— Data listing —

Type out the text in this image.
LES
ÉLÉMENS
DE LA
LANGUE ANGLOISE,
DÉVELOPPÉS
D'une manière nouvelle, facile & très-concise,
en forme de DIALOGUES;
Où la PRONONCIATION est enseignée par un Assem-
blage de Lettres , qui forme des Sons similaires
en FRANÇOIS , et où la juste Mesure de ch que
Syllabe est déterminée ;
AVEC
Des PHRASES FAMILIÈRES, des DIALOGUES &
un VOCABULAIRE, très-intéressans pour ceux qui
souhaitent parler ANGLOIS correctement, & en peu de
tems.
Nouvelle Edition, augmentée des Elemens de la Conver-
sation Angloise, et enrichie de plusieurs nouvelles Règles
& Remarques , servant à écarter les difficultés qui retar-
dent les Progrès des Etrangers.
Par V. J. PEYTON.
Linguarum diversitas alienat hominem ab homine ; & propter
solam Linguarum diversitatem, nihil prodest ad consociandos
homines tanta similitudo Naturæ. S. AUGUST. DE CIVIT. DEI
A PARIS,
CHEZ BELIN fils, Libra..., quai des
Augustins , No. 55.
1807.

— Requirement —
Print all of the entries again, exactly as written.

— Answer to this exercise —
Type out the text in this image.
LES
ÉLÉMENS
DE LA
LANGUE ANGLOISE,
DÉVELOPPÉS
D'une manière nouvelle, facile & très-concise,
en forme de DIALOGUES;
Où la PRONONCIATION est enseignée par un Assem-
blage de Lettres , qui forme des Sons similaires
en FRANÇOIS , et où la juste Mesure de ch que
Syllabe est déterminée ;
AVEC
Des PHRASES FAMILIÈRES, des DIALOGUES &
un VOCABULAIRE, très-intéressans pour ceux qui
souhaitent parler ANGLOIS correctement, & en peu de
tems.
Nouvelle Edition, augmentée des Elemens de la Conver-
sation Angloise, et enrichie de plusieurs nouvelles Règles
& Remarques , servant à écarter les difficultés qui retar-
dent les Progrès des Etrangers.
Par V. J. PEYTON.
Linguarum diversitas alienat hominem ab homine ; & propter
solam Linguarum diversitatem, nihil prodest ad consociandos
homines tanta similitudo Naturæ. S. AUGUST. DE CIVIT. DEI
A PARIS,
CHEZ BELIN fils, Libra..., quai des
Augustins , No. 55.
1807.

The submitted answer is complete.